[Entries with figure data]

· · · · · · ·

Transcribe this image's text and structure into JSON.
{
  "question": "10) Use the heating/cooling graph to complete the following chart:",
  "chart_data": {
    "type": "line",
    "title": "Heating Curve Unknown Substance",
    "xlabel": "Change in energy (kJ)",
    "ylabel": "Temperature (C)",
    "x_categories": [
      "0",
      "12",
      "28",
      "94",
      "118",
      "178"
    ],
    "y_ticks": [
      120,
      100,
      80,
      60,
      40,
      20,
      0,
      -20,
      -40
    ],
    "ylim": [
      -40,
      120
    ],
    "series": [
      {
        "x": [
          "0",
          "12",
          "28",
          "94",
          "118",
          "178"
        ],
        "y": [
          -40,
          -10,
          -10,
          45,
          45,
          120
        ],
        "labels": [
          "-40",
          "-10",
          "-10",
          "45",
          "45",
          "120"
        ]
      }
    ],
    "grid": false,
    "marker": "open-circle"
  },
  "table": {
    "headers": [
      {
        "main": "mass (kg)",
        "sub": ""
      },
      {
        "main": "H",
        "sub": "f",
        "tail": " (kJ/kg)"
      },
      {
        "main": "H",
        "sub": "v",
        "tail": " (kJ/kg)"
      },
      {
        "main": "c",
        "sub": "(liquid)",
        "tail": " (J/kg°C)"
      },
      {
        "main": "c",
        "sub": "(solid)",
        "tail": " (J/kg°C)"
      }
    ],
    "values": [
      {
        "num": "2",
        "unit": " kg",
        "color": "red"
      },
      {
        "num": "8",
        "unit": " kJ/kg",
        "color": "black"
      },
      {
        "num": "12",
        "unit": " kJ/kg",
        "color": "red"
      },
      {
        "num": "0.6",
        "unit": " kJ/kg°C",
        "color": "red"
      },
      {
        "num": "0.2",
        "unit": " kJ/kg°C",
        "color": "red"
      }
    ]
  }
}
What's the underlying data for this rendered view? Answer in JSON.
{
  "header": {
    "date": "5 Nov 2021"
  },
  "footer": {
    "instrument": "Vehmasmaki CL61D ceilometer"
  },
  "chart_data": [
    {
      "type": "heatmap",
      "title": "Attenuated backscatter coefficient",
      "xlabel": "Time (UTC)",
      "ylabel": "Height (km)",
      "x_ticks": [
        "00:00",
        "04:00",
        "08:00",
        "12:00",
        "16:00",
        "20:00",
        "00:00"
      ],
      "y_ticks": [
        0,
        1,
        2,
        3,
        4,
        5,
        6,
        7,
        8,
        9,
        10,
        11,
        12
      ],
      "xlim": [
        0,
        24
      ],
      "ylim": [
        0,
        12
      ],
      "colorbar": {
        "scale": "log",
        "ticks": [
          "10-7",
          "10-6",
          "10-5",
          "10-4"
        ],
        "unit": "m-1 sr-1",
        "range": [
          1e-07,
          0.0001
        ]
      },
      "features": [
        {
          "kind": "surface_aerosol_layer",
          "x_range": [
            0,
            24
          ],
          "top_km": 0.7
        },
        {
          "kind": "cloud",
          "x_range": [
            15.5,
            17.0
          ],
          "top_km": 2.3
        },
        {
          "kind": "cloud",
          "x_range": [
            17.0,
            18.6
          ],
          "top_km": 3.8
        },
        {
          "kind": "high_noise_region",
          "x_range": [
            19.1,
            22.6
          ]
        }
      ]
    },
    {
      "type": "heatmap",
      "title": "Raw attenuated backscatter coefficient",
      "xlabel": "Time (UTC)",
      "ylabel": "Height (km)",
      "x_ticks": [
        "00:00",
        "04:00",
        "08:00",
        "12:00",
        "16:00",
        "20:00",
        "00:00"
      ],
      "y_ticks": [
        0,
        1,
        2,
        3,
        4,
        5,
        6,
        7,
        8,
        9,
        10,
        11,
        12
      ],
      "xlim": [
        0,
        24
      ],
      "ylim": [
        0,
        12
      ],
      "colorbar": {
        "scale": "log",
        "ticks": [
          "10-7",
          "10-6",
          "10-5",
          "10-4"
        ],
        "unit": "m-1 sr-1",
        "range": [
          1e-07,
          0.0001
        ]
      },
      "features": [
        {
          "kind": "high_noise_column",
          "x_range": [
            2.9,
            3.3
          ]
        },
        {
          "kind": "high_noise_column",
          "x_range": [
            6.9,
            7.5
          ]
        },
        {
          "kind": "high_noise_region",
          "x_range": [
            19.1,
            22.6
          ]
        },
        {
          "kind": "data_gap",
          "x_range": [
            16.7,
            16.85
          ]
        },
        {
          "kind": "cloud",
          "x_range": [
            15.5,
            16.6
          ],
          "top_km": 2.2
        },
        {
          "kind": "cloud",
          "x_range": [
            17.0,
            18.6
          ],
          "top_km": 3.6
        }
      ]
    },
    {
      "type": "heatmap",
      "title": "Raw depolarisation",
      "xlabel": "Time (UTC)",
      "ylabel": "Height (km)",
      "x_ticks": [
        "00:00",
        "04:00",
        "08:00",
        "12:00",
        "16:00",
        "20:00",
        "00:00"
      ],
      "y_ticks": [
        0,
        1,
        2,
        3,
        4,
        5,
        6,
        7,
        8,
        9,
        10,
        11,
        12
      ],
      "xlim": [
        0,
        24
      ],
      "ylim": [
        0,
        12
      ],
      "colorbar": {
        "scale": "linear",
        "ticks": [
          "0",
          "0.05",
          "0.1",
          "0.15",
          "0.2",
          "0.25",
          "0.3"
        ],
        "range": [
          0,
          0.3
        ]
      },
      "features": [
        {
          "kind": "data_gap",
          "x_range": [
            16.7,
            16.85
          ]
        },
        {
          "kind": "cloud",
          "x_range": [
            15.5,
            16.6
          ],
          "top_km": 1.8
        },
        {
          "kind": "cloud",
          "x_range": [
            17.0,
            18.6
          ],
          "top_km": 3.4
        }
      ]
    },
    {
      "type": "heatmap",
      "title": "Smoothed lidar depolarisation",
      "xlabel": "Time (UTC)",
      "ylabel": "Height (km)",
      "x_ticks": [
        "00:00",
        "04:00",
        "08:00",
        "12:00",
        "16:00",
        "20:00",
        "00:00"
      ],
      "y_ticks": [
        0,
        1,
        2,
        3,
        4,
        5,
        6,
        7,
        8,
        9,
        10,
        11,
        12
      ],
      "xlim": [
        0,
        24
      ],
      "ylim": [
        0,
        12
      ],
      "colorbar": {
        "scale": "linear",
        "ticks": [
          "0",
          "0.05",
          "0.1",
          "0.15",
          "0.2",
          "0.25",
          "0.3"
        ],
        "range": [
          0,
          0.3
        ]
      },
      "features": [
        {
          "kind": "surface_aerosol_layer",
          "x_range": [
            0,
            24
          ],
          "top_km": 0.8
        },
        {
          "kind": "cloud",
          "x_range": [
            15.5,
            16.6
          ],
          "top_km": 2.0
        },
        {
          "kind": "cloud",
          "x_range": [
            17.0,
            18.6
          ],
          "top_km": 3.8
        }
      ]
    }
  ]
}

· · · · · · ·

WORK TO COMPLETE: Reproduce the complete data exactly as presented above.

RESULT:
Transcribe this image's text and structure into JSON.
{
  "question": "10) Use the heating/cooling graph to complete the following chart:",
  "chart_data": {
    "type": "line",
    "title": "Heating Curve Unknown Substance",
    "xlabel": "Change in energy (kJ)",
    "ylabel": "Temperature (C)",
    "x_categories": [
      "0",
      "12",
      "28",
      "94",
      "118",
      "178"
    ],
    "y_ticks": [
      120,
      100,
      80,
      60,
      40,
      20,
      0,
      -20,
      -40
    ],
    "ylim": [
      -40,
      120
    ],
    "series": [
      {
        "x": [
          "0",
          "12",
          "28",
          "94",
          "118",
          "178"
        ],
        "y": [
          -40,
          -10,
          -10,
          45,
          45,
          120
        ],
        "labels": [
          "-40",
          "-10",
          "-10",
          "45",
          "45",
          "120"
        ]
      }
    ],
    "grid": false,
    "marker": "open-circle"
  },
  "table": {
    "headers": [
      {
        "main": "mass (kg)",
        "sub": ""
      },
      {
        "main": "H",
        "sub": "f",
        "tail": " (kJ/kg)"
      },
      {
        "main": "H",
        "sub": "v",
        "tail": " (kJ/kg)"
      },
      {
        "main": "c",
        "sub": "(liquid)",
        "tail": " (J/kg°C)"
      },
      {
        "main": "c",
        "sub": "(solid)",
        "tail": " (J/kg°C)"
      }
    ],
    "values": [
      {
        "num": "2",
        "unit": " kg",
        "color": "red"
      },
      {
        "num": "8",
        "unit": " kJ/kg",
        "color": "black"
      },
      {
        "num": "12",
        "unit": " kJ/kg",
        "color": "red"
      },
      {
        "num": "0.6",
        "unit": " kJ/kg°C",
        "color": "red"
      },
      {
        "num": "0.2",
        "unit": " kJ/kg°C",
        "color": "red"
      }
    ]
  }
}
What's the underlying data for this rendered view? Answer in JSON.
{
  "header": {
    "date": "5 Nov 2021"
  },
  "footer": {
    "instrument": "Vehmasmaki CL61D ceilometer"
  },
  "chart_data": [
    {
      "type": "heatmap",
      "title": "Attenuated backscatter coefficient",
      "xlabel": "Time (UTC)",
      "ylabel": "Height (km)",
      "x_ticks": [
        "00:00",
        "04:00",
        "08:00",
        "12:00",
        "16:00",
        "20:00",
        "00:00"
      ],
      "y_ticks": [
        0,
        1,
        2,
        3,
        4,
        5,
        6,
        7,
        8,
        9,
        10,
        11,
        12
      ],
      "xlim": [
        0,
        24
      ],
      "ylim": [
        0,
        12
      ],
      "colorbar": {
        "scale": "log",
        "ticks": [
          "10-7",
          "10-6",
          "10-5",
          "10-4"
        ],
        "unit": "m-1 sr-1",
        "range": [
          1e-07,
          0.0001
        ]
      },
      "features": [
        {
          "kind": "surface_aerosol_layer",
          "x_range": [
            0,
            24
          ],
          "top_km": 0.7
        },
        {
          "kind": "cloud",
          "x_range": [
            15.5,
            17.0
          ],
          "top_km": 2.3
        },
        {
          "kind": "cloud",
          "x_range": [
            17.0,
            18.6
          ],
          "top_km": 3.8
        },
        {
          "kind": "high_noise_region",
          "x_range": [
            19.1,
            22.6
          ]
        }
      ]
    },
    {
      "type": "heatmap",
      "title": "Raw attenuated backscatter coefficient",
      "xlabel": "Time (UTC)",
      "ylabel": "Height (km)",
      "x_ticks": [
        "00:00",
        "04:00",
        "08:00",
        "12:00",
        "16:00",
        "20:00",
        "00:00"
      ],
      "y_ticks": [
        0,
        1,
        2,
        3,
        4,
        5,
        6,
        7,
        8,
        9,
        10,
        11,
        12
      ],
      "xlim": [
        0,
        24
      ],
      "ylim": [
        0,
        12
      ],
      "colorbar": {
        "scale": "log",
        "ticks": [
          "10-7",
          "10-6",
          "10-5",
          "10-4"
        ],
        "unit": "m-1 sr-1",
        "range": [
          1e-07,
          0.0001
        ]
      },
      "features": [
        {
          "kind": "high_noise_column",
          "x_range": [
            2.9,
            3.3
          ]
        },
        {
          "kind": "high_noise_column",
          "x_range": [
            6.9,
            7.5
          ]
        },
        {
          "kind": "high_noise_region",
          "x_range": [
            19.1,
            22.6
          ]
        },
        {
          "kind": "data_gap",
          "x_range": [
            16.7,
            16.85
          ]
        },
        {
          "kind": "cloud",
          "x_range": [
            15.5,
            16.6
          ],
          "top_km": 2.2
        },
        {
          "kind": "cloud",
          "x_range": [
            17.0,
            18.6
          ],
          "top_km": 3.6
        }
      ]
    },
    {
      "type": "heatmap",
      "title": "Raw depolarisation",
      "xlabel": "Time (UTC)",
      "ylabel": "Height (km)",
      "x_ticks": [
        "00:00",
        "04:00",
        "08:00",
        "12:00",
        "16:00",
        "20:00",
        "00:00"
      ],
      "y_ticks": [
        0,
        1,
        2,
        3,
        4,
        5,
        6,
        7,
        8,
        9,
        10,
        11,
        12
      ],
      "xlim": [
        0,
        24
      ],
      "ylim": [
        0,
        12
      ],
      "colorbar": {
        "scale": "linear",
        "ticks": [
          "0",
          "0.05",
          "0.1",
          "0.15",
          "0.2",
          "0.25",
          "0.3"
        ],
        "range": [
          0,
          0.3
        ]
      },
      "features": [
        {
          "kind": "data_gap",
          "x_range": [
            16.7,
            16.85
          ]
        },
        {
          "kind": "cloud",
          "x_range": [
            15.5,
            16.6
          ],
          "top_km": 1.8
        },
        {
          "kind": "cloud",
          "x_range": [
            17.0,
            18.6
          ],
          "top_km": 3.4
        }
      ]
    },
    {
      "type": "heatmap",
      "title": "Smoothed lidar depolarisation",
      "xlabel": "Time (UTC)",
      "ylabel": "Height (km)",
      "x_ticks": [
        "00:00",
        "04:00",
        "08:00",
        "12:00",
        "16:00",
        "20:00",
        "00:00"
      ],
      "y_ticks": [
        0,
        1,
        2,
        3,
        4,
        5,
        6,
        7,
        8,
        9,
        10,
        11,
        12
      ],
      "xlim": [
        0,
        24
      ],
      "ylim": [
        0,
        12
      ],
      "colorbar": {
        "scale": "linear",
        "ticks": [
          "0",
          "0.05",
          "0.1",
          "0.15",
          "0.2",
          "0.25",
          "0.3"
        ],
        "range": [
          0,
          0.3
        ]
      },
      "features": [
        {
          "kind": "surface_aerosol_layer",
          "x_range": [
            0,
            24
          ],
          "top_km": 0.8
        },
        {
          "kind": "cloud",
          "x_range": [
            15.5,
            16.6
          ],
          "top_km": 2.0
        },
        {
          "kind": "cloud",
          "x_range": [
            17.0,
            18.6
          ],
          "top_km": 3.8
        }
      ]
    }
  ]
}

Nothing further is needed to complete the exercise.